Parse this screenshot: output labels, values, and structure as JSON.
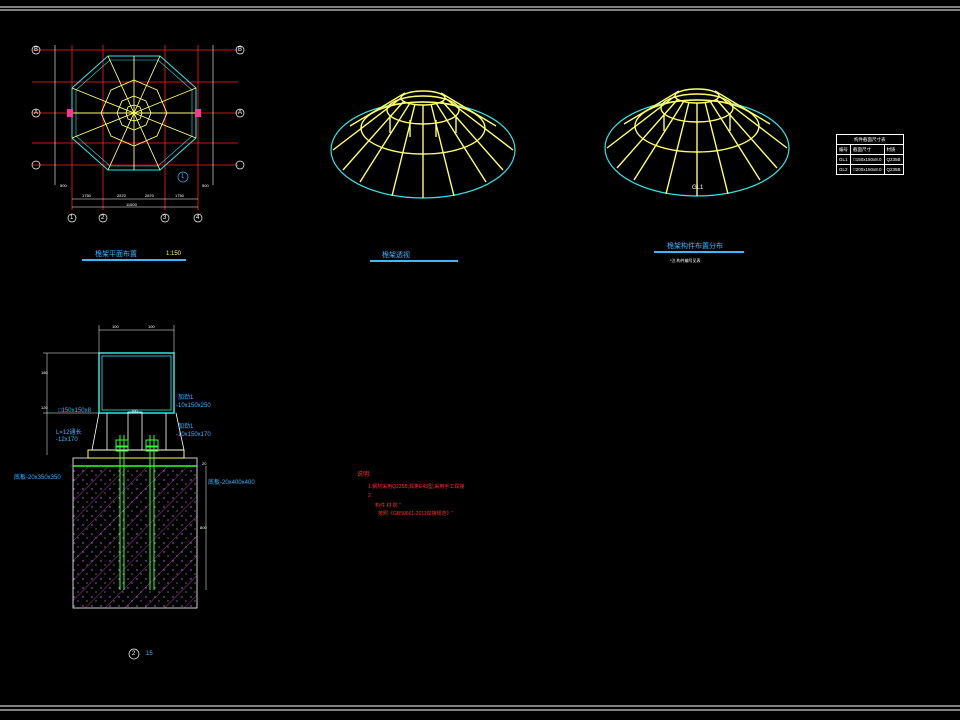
{
  "colors": {
    "background": "#000000",
    "grid_line": "#ff0000",
    "structure": "#ffff66",
    "outline": "#2ee6e6",
    "text": "#ffffff",
    "title": "#3fb6ff",
    "note": "#ff3030",
    "hatch": "#ff66ff",
    "bolt": "#33ff33"
  },
  "plan": {
    "title": "桅架平面布置",
    "scale": "1:150",
    "axis_letters": [
      "B",
      "A",
      "A",
      "B"
    ],
    "axis_numbers": [
      "1",
      "2",
      "3",
      "4"
    ],
    "dim_top": [
      "1750",
      "2870",
      "2870",
      "1750"
    ],
    "dim_bottom": [
      "1750",
      "2870",
      "2870",
      "1750"
    ],
    "dim_overall": "11500",
    "dim_left": [
      "1750",
      "1500",
      "2870",
      "1750"
    ],
    "dim_small_left": "500",
    "dim_small_right": "500",
    "detail_callout": "1"
  },
  "view3d_left": {
    "title": "桅架透视"
  },
  "view3d_right": {
    "title": "桅架构件布置分布",
    "subtitle": "*注:构件编号见表",
    "member_label": "GL1"
  },
  "table": {
    "title": "构件截面尺寸表",
    "headers": [
      "编号",
      "截面尺寸",
      "材质"
    ],
    "rows": [
      [
        "GL1",
        "□150x150x8.0",
        "Q235B"
      ],
      [
        "GL2",
        "□200x150x8.0",
        "Q235B"
      ]
    ]
  },
  "detail": {
    "dim_top": [
      "100",
      "100"
    ],
    "dim_left": [
      "180",
      "120"
    ],
    "dim_height": "800",
    "label_tube": "□150x150x8",
    "label_weld": "L=12通长",
    "label_plate": "-12x170",
    "label_stiff1": "加劲1",
    "label_stiff1b": "-10x150x250",
    "label_stiff2": "加劲1",
    "label_stiff2b": "-10x150x170",
    "label_base_left": "底板-20x350x350",
    "label_base_right": "底板-20x400x400",
    "dim_small": "20",
    "dim_plate": "160",
    "callout": "2",
    "callout_scale": "15"
  },
  "notes": {
    "heading": "说明:",
    "lines": [
      "1.钢材采用Q235B,焊条E43型,采用手工焊接",
      "2.",
      "构件 材       防 \"",
      "按照《GB50661-2011焊接规范》\""
    ]
  }
}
* * *
Copy all the data exactly as written, but skip any picture.

Parse this screenshot: output labels, values, and structure as JSON.
{
  "colors": {
    "background": "#000000",
    "grid_line": "#ff0000",
    "structure": "#ffff66",
    "outline": "#2ee6e6",
    "text": "#ffffff",
    "title": "#3fb6ff",
    "note": "#ff3030",
    "hatch": "#ff66ff",
    "bolt": "#33ff33"
  },
  "plan": {
    "title": "桅架平面布置",
    "scale": "1:150",
    "axis_letters": [
      "B",
      "A",
      "A",
      "B"
    ],
    "axis_numbers": [
      "1",
      "2",
      "3",
      "4"
    ],
    "dim_top": [
      "1750",
      "2870",
      "2870",
      "1750"
    ],
    "dim_bottom": [
      "1750",
      "2870",
      "2870",
      "1750"
    ],
    "dim_overall": "11500",
    "dim_left": [
      "1750",
      "1500",
      "2870",
      "1750"
    ],
    "dim_small_left": "500",
    "dim_small_right": "500",
    "detail_callout": "1"
  },
  "view3d_left": {
    "title": "桅架透视"
  },
  "view3d_right": {
    "title": "桅架构件布置分布",
    "subtitle": "*注:构件编号见表",
    "member_label": "GL1"
  },
  "table": {
    "title": "构件截面尺寸表",
    "headers": [
      "编号",
      "截面尺寸",
      "材质"
    ],
    "rows": [
      [
        "GL1",
        "□150x150x8.0",
        "Q235B"
      ],
      [
        "GL2",
        "□200x150x8.0",
        "Q235B"
      ]
    ]
  },
  "detail": {
    "dim_top": [
      "100",
      "100"
    ],
    "dim_left": [
      "180",
      "120"
    ],
    "dim_height": "800",
    "label_tube": "□150x150x8",
    "label_weld": "L=12通长",
    "label_plate": "-12x170",
    "label_stiff1": "加劲1",
    "label_stiff1b": "-10x150x250",
    "label_stiff2": "加劲1",
    "label_stiff2b": "-10x150x170",
    "label_base_left": "底板-20x350x350",
    "label_base_right": "底板-20x400x400",
    "dim_small": "20",
    "dim_plate": "160",
    "callout": "2",
    "callout_scale": "15"
  },
  "notes": {
    "heading": "说明:",
    "lines": [
      "1.钢材采用Q235B,焊条E43型,采用手工焊接",
      "2.",
      "构件 材       防 \"",
      "按照《GB50661-2011焊接规范》\""
    ]
  }
}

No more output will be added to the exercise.